— Try it —
The lines you return must be all those in the data that hold the string "System".

— Data provided —
⁂

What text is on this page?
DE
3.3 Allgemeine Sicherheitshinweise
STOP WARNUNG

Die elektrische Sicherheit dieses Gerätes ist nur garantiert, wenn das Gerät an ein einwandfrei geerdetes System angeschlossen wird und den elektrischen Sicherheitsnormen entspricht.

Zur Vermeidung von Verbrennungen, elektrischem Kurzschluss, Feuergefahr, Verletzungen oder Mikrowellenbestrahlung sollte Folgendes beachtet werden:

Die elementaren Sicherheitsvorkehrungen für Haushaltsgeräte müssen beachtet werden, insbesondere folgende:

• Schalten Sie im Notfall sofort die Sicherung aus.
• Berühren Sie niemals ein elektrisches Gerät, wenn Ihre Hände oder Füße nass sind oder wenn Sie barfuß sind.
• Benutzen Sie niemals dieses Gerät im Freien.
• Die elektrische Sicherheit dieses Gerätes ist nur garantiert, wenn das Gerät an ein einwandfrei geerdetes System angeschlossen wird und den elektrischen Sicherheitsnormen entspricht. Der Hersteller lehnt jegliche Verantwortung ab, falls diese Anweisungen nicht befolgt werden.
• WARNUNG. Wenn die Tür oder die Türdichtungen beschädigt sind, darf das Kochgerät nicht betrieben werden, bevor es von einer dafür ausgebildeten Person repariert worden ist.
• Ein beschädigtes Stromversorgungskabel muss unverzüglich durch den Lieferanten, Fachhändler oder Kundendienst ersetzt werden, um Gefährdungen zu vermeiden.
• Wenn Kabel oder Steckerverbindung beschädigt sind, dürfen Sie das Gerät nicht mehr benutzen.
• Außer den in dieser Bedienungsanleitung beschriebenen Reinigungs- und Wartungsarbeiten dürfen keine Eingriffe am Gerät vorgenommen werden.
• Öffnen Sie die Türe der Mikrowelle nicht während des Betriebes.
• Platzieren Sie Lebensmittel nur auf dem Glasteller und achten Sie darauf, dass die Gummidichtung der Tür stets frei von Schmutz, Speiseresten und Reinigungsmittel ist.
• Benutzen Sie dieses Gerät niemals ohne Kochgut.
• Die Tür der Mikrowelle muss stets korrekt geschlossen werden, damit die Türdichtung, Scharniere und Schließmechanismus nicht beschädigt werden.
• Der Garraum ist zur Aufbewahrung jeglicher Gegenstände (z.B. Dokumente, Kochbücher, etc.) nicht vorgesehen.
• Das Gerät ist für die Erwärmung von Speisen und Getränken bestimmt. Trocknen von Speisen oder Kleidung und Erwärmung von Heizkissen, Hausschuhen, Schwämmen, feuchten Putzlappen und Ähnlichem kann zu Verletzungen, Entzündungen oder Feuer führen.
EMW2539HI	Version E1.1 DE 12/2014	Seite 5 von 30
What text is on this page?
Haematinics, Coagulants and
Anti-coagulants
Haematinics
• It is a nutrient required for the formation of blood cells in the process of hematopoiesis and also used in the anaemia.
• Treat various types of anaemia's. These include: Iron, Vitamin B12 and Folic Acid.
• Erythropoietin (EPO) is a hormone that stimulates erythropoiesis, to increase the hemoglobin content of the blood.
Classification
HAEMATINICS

⁂

— Exercise solution —
Die elektrische Sicherheit dieses Gerätes ist nur garantiert, wenn das Gerät an ein einwandfrei geerdetes System angeschlossen wird und den elektrischen Sicherheitsnormen entspricht.
• Die elektrische Sicherheit dieses Gerätes ist nur garantiert, wenn das Gerät an ein einwandfrei geerdetes System angeschlossen wird und den elektrischen Sicherheitsnormen entspricht. Der Hersteller lehnt jegliche Verantwortung ab, falls diese Anweisungen nicht befolgt werden.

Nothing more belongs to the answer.